Recorded data:

'''

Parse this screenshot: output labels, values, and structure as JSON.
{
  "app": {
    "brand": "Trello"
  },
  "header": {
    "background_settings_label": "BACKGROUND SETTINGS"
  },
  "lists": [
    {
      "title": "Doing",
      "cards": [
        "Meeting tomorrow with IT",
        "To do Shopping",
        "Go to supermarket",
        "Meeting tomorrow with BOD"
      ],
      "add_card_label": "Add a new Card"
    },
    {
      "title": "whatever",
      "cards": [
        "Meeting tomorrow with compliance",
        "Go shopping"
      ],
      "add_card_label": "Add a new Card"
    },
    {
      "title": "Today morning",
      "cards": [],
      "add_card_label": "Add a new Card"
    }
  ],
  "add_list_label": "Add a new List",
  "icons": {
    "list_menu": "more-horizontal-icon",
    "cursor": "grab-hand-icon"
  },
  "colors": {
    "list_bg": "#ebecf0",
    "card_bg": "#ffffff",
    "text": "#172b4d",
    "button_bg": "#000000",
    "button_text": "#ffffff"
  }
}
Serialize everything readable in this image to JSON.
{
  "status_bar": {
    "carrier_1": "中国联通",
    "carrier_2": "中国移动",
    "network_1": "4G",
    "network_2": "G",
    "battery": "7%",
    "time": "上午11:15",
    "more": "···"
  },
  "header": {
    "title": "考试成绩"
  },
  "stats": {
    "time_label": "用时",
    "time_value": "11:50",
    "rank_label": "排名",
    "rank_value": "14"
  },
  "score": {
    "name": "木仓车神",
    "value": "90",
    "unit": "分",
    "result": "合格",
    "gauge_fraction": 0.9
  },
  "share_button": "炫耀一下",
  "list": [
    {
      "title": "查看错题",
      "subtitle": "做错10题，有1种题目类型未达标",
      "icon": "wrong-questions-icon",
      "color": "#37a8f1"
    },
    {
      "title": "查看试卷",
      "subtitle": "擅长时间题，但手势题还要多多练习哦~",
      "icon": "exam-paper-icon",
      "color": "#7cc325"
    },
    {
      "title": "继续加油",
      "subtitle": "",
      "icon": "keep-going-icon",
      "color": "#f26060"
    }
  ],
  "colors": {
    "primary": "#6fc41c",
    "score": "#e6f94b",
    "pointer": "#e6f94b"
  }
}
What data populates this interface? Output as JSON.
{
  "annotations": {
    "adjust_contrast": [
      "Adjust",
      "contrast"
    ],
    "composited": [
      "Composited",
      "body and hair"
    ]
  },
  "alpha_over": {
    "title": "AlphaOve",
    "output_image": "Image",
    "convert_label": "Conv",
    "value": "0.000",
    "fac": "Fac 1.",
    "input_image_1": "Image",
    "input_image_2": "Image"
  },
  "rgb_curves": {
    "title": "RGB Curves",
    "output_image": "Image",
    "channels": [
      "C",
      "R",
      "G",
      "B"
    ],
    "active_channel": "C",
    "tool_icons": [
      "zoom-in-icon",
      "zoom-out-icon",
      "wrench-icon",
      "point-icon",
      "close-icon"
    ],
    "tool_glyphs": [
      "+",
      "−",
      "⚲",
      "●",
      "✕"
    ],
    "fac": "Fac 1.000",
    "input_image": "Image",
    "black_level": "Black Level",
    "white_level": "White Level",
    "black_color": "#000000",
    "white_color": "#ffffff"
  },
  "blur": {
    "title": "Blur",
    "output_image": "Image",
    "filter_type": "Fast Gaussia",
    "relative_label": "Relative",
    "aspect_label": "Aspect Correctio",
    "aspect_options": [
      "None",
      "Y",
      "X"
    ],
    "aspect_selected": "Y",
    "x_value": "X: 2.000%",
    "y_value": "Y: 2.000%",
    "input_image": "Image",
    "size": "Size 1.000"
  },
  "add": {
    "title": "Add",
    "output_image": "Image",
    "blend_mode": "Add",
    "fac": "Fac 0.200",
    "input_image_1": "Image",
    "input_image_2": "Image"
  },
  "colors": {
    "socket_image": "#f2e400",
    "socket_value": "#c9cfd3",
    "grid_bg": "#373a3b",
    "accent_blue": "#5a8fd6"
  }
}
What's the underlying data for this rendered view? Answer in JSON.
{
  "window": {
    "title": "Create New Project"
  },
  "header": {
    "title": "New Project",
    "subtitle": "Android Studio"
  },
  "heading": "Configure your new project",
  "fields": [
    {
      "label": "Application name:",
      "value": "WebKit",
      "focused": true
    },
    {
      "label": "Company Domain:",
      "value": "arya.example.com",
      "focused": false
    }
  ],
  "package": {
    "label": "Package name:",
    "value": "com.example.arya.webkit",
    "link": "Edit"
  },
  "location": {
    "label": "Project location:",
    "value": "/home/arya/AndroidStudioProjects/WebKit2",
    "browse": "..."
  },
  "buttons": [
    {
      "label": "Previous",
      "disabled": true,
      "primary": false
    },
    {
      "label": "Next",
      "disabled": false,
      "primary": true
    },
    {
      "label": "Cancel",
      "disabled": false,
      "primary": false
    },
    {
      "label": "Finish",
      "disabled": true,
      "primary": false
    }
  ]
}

'''

*Directions for this task:* Would you quote, exactly and only, the lines from the one containing "What's the underlying" to the end of the entries?

*Final result:*
What's the underlying data for this rendered view? Answer in JSON.
{
  "window": {
    "title": "Create New Project"
  },
  "header": {
    "title": "New Project",
    "subtitle": "Android Studio"
  },
  "heading": "Configure your new project",
  "fields": [
    {
      "label": "Application name:",
      "value": "WebKit",
      "focused": true
    },
    {
      "label": "Company Domain:",
      "value": "arya.example.com",
      "focused": false
    }
  ],
  "package": {
    "label": "Package name:",
    "value": "com.example.arya.webkit",
    "link": "Edit"
  },
  "location": {
    "label": "Project location:",
    "value": "/home/arya/AndroidStudioProjects/WebKit2",
    "browse": "..."
  },
  "buttons": [
    {
      "label": "Previous",
      "disabled": true,
      "primary": false
    },
    {
      "label": "Next",
      "disabled": false,
      "primary": true
    },
    {
      "label": "Cancel",
      "disabled": false,
      "primary": false
    },
    {
      "label": "Finish",
      "disabled": true,
      "primary": false
    }
  ]
}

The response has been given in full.